• **GOAL OF THE EXERCISE**:
Return each line of the listing that contains the string "xlabel".

• **Records that describe figures**:
+===+

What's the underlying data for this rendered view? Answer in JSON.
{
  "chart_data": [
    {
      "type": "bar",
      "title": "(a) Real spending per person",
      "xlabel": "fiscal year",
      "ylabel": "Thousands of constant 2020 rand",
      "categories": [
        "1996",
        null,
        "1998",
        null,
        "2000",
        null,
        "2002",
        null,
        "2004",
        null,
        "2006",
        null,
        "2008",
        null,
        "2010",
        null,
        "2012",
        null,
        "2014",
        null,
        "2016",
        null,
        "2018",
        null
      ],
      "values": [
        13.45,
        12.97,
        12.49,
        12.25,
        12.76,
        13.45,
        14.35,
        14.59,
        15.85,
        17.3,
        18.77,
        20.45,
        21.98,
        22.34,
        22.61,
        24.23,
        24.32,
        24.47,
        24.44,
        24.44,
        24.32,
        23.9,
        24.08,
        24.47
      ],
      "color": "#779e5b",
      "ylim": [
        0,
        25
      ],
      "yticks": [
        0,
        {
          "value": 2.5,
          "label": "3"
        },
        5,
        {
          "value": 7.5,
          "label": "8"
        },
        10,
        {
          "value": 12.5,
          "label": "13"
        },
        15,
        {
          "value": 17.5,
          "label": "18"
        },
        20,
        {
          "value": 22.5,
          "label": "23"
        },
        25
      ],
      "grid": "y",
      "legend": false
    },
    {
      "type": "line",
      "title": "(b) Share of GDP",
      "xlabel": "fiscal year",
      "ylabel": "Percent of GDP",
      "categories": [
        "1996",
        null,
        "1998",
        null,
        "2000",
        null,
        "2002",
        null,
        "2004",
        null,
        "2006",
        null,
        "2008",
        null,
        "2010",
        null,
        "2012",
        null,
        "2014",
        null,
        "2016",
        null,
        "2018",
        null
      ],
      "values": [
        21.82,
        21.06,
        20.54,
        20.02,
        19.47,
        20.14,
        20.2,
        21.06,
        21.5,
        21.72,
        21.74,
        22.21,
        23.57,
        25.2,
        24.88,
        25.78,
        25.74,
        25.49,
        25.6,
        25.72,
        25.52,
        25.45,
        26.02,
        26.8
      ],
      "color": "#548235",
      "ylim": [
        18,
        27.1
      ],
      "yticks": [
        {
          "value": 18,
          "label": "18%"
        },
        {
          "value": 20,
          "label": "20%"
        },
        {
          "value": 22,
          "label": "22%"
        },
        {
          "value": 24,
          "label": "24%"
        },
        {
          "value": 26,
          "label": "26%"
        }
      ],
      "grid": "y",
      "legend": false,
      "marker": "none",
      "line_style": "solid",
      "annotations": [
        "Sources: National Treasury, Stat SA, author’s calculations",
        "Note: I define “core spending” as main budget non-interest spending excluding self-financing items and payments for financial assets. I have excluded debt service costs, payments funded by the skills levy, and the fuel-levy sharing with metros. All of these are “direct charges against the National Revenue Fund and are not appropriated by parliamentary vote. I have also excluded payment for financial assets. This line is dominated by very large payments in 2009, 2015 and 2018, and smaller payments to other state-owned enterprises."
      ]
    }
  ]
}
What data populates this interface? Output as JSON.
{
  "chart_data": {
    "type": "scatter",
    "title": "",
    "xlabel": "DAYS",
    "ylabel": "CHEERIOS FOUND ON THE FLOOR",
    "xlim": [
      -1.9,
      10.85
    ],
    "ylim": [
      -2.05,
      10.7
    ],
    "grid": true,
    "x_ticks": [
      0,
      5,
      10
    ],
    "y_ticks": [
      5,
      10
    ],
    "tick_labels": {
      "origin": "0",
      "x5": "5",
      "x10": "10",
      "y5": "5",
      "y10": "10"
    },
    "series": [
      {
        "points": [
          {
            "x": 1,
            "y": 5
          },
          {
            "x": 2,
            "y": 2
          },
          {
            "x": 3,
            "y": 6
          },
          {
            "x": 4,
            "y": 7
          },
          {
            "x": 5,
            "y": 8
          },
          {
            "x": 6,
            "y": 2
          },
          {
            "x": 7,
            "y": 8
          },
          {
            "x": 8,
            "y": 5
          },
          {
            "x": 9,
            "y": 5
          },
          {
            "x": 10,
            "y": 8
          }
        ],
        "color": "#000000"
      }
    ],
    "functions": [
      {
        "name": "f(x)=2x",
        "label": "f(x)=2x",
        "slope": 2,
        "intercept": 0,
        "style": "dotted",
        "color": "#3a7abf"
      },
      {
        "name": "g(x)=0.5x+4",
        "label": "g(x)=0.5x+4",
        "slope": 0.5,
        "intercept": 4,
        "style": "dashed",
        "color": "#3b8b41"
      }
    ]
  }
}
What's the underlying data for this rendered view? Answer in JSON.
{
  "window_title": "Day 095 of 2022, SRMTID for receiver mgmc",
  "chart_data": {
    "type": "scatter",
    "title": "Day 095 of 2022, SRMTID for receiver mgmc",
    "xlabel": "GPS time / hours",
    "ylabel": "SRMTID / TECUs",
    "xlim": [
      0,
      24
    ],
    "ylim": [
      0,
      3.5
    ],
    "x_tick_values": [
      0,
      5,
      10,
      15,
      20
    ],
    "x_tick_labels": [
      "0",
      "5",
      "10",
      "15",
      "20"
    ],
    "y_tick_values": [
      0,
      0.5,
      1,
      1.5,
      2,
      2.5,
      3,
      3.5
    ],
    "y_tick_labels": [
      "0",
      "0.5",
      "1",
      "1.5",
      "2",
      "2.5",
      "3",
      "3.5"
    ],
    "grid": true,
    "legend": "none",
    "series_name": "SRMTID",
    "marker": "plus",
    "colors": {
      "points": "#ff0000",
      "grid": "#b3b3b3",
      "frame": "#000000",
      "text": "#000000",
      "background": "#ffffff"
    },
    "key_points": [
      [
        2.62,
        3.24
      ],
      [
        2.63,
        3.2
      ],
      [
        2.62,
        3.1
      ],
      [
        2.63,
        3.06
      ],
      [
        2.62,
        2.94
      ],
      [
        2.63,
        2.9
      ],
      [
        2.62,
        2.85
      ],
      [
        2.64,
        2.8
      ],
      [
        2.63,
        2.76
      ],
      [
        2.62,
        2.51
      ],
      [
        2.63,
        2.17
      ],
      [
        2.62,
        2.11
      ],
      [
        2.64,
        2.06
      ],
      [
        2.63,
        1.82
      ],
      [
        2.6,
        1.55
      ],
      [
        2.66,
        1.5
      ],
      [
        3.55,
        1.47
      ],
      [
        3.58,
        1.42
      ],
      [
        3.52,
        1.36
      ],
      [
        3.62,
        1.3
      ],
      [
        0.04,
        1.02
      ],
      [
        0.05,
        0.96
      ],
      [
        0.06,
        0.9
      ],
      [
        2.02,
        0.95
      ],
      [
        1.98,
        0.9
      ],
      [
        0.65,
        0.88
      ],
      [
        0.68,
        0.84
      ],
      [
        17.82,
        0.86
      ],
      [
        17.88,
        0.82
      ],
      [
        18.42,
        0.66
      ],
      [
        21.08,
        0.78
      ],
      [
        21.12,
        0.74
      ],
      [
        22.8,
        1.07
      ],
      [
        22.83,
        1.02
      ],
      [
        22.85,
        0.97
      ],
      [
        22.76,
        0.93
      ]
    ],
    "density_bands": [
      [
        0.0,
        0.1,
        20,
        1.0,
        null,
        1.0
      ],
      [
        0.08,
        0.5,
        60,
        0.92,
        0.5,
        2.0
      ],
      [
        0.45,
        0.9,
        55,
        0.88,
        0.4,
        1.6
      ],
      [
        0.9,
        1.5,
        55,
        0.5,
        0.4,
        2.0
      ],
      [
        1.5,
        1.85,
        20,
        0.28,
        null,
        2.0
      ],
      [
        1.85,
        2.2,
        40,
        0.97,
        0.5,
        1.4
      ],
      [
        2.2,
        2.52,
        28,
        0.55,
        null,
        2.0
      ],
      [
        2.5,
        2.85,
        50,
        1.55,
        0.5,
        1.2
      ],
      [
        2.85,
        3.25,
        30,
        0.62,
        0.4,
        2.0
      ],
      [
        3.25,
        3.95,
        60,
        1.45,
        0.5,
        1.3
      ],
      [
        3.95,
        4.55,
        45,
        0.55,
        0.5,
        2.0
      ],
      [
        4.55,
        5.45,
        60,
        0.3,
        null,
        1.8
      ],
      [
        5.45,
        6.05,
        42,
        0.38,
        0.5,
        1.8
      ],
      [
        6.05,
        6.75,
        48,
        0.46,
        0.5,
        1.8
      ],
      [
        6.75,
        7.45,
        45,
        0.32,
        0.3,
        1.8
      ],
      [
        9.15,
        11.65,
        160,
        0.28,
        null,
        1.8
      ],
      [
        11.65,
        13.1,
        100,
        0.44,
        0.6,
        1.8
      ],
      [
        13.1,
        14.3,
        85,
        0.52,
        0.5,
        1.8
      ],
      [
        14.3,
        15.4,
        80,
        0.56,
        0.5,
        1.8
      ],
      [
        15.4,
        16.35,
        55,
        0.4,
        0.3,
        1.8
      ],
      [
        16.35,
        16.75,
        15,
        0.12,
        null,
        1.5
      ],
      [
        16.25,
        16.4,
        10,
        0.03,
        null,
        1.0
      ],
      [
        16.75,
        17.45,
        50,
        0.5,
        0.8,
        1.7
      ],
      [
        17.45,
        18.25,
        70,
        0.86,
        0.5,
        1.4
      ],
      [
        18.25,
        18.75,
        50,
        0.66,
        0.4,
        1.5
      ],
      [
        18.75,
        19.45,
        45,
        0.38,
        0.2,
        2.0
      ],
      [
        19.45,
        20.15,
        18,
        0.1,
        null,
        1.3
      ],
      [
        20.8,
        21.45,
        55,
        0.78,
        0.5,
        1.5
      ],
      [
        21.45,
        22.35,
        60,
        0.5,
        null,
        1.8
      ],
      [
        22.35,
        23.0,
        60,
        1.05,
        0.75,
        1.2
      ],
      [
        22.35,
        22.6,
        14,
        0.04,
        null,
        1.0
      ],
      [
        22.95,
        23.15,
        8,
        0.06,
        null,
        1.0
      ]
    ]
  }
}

+===+

• **FULL ANSWER**:
      "xlabel": "fiscal year",
      "xlabel": "fiscal year",
    "xlabel": "DAYS",
    "xlabel": "GPS time / hours",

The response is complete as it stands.